**Requirement**: Read the material below and count the lines holding the string "раскрытие". Give that count with nothing added.

**Stored rows**:
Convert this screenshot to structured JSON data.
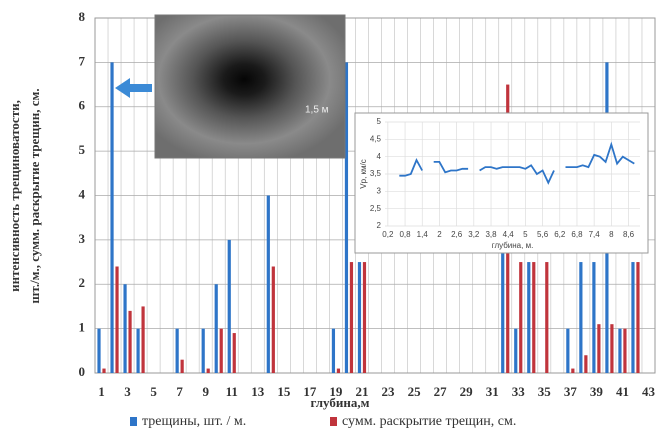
{
  "chart_data": [
    {
      "type": "bar",
      "x_label": "глубина,м",
      "y_label": [
        "интенсивность трещиноватости,",
        "шт./м., сумм. раскрытие трещин, см."
      ],
      "categories": [
        "1",
        null,
        "3",
        null,
        "5",
        null,
        "7",
        null,
        "9",
        null,
        "11",
        null,
        "13",
        null,
        "15",
        null,
        "17",
        null,
        "19",
        null,
        "21",
        null,
        "23",
        null,
        "25",
        null,
        "27",
        null,
        "29",
        null,
        "31",
        null,
        "33",
        null,
        "35",
        null,
        "37",
        null,
        "39",
        null,
        "41",
        null,
        "43"
      ],
      "series": [
        {
          "name": "трещины, шт. / м.",
          "color": "#2e75c8",
          "values": [
            1,
            7,
            2,
            1,
            0,
            0,
            1,
            0,
            1,
            2,
            3,
            0,
            0,
            4,
            0,
            0,
            0,
            0,
            1,
            7,
            2.5,
            0,
            0,
            0,
            0,
            0,
            0,
            0,
            0,
            0,
            0,
            3,
            1,
            2.5,
            0,
            0,
            1,
            2.5,
            2.5,
            7,
            1,
            2.5,
            0
          ]
        },
        {
          "name": "сумм. раскрытие трещин, см.",
          "color": "#c0343c",
          "values": [
            0.1,
            2.4,
            1.4,
            1.5,
            0,
            0,
            0.3,
            0,
            0.1,
            1,
            0.9,
            0,
            0,
            2.4,
            0,
            0,
            0,
            0,
            0.1,
            2.5,
            2.5,
            0,
            0,
            0,
            0,
            0,
            0,
            0,
            0,
            0,
            0,
            6.5,
            2.5,
            2.5,
            2.5,
            0,
            0.1,
            0.4,
            1.1,
            1.1,
            1,
            2.5,
            0
          ]
        }
      ],
      "ylim": [
        0,
        8
      ],
      "yticks": [
        0,
        1,
        2,
        3,
        4,
        5,
        6,
        7,
        8
      ],
      "grid": true
    },
    {
      "type": "line",
      "x_label": "глубина, м.",
      "y_label": "Vp, км/с",
      "x": [
        0.2,
        0.4,
        0.6,
        0.8,
        1.0,
        1.2,
        1.4,
        1.6,
        1.8,
        2.0,
        2.2,
        2.4,
        2.6,
        2.8,
        3.0,
        3.2,
        3.4,
        3.6,
        3.8,
        4.0,
        4.2,
        4.4,
        4.6,
        4.8,
        5.0,
        5.2,
        5.4,
        5.6,
        5.8,
        6.0,
        6.2,
        6.4,
        6.6,
        6.8,
        7.0,
        7.2,
        7.4,
        7.6,
        7.8,
        8.0,
        8.2,
        8.4,
        8.6,
        8.8
      ],
      "series": [
        {
          "name": null,
          "color": "#2e75c8",
          "values": [
            3.85,
            null,
            3.45,
            3.45,
            3.5,
            3.9,
            3.6,
            null,
            3.85,
            3.85,
            3.55,
            3.6,
            3.6,
            3.65,
            3.65,
            null,
            3.6,
            3.7,
            3.7,
            3.65,
            3.7,
            3.7,
            3.7,
            3.7,
            3.65,
            3.75,
            3.5,
            3.6,
            3.25,
            3.6,
            null,
            3.7,
            3.7,
            3.7,
            3.75,
            3.7,
            4.05,
            4.0,
            3.85,
            4.35,
            3.8,
            4.0,
            3.9,
            3.8
          ]
        }
      ],
      "xlim": [
        0.1,
        9.0
      ],
      "xticks": [
        {
          "value": 0.2,
          "label": "0,2"
        },
        {
          "value": 0.8,
          "label": "0,8"
        },
        {
          "value": 1.4,
          "label": "1,4"
        },
        2,
        {
          "value": 2.6,
          "label": "2,6"
        },
        {
          "value": 3.2,
          "label": "3,2"
        },
        {
          "value": 3.8,
          "label": "3,8"
        },
        {
          "value": 4.4,
          "label": "4,4"
        },
        5,
        {
          "value": 5.6,
          "label": "5,6"
        },
        {
          "value": 6.2,
          "label": "6,2"
        },
        {
          "value": 6.8,
          "label": "6,8"
        },
        {
          "value": 7.4,
          "label": "7,4"
        },
        8,
        {
          "value": 8.6,
          "label": "8,6"
        }
      ],
      "ylim": [
        2,
        5
      ],
      "yticks": [
        2,
        {
          "value": 2.5,
          "label": "2,5"
        },
        3,
        {
          "value": 3.5,
          "label": "3,5"
        },
        4,
        {
          "value": 4.5,
          "label": "4,5"
        },
        5
      ],
      "grid": true
    }
  ],
  "photo": {
    "caption": "1,5 м"
  }
}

**Written reply**: 2